> [Problem requirements]: Which lines contain the word "PCBM"? Return each of them as written.

> [Data shown]:
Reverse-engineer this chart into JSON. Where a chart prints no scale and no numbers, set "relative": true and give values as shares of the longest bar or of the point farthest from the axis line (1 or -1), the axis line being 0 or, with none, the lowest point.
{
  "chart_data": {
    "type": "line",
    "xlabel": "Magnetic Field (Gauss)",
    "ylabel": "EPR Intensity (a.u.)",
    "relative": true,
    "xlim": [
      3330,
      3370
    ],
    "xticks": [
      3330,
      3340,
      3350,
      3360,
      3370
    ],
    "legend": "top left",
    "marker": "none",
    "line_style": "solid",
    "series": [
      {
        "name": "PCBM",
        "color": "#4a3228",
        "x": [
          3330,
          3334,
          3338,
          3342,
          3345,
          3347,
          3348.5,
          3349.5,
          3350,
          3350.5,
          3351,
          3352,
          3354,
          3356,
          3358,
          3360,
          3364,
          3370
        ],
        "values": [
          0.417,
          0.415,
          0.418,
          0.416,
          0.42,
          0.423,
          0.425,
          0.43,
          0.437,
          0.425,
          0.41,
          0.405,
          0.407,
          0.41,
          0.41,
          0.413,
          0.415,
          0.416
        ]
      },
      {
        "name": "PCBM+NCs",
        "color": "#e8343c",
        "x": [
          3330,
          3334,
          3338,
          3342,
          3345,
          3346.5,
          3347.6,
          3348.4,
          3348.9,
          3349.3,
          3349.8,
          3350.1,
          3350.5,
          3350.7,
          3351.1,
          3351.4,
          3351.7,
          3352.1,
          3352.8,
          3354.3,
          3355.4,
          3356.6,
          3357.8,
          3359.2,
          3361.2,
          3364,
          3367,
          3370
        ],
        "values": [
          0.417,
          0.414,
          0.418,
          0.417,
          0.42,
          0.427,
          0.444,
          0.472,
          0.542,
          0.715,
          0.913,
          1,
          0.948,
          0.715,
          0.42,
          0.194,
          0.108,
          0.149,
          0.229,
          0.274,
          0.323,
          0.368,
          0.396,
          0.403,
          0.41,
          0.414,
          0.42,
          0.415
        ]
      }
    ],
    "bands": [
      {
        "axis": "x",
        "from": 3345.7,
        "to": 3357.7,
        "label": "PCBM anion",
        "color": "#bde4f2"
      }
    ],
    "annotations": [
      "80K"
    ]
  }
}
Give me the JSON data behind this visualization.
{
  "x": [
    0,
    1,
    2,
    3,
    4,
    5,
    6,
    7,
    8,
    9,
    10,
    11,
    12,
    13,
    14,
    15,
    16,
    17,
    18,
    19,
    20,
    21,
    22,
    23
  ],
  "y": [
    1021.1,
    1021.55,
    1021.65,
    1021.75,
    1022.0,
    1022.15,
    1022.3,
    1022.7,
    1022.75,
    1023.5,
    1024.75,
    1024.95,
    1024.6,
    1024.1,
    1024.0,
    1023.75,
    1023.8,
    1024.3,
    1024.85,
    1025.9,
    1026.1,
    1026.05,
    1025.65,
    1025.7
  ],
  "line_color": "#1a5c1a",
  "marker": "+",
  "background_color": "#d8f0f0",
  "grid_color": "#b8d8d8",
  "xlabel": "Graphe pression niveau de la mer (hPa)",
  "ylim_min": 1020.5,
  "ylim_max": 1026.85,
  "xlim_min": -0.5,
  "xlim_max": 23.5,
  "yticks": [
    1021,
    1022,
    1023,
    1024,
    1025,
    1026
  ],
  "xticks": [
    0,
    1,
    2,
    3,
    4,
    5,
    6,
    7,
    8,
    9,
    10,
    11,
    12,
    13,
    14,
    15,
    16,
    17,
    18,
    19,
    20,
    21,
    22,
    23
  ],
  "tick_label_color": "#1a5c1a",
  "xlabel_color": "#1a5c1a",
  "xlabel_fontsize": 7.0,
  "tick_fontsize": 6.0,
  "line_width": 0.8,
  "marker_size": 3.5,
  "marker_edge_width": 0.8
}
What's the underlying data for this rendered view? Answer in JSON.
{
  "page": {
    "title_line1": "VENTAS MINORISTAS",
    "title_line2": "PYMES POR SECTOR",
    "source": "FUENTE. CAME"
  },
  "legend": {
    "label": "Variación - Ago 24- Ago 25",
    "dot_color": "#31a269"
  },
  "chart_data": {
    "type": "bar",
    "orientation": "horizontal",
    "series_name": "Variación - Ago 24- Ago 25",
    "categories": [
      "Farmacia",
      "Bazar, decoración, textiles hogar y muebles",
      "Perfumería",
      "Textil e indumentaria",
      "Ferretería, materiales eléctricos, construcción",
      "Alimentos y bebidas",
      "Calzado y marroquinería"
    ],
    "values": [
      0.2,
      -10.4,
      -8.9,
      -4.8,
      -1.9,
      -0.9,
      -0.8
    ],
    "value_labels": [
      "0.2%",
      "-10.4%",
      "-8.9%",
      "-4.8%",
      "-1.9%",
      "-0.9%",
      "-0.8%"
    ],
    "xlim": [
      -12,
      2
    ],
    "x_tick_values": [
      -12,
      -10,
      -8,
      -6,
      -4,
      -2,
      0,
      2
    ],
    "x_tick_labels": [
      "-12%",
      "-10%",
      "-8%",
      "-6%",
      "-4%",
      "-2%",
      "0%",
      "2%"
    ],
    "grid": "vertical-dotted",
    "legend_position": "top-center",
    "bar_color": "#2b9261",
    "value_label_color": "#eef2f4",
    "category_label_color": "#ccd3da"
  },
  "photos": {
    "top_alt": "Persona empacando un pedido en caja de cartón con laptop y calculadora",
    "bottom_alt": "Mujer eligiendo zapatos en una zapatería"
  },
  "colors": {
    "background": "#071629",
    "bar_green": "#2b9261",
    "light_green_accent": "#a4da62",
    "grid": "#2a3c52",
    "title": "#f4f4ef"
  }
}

> [Solution to this task]:
        "name": "PCBM",
        "name": "PCBM+NCs",
        "label": "PCBM anion",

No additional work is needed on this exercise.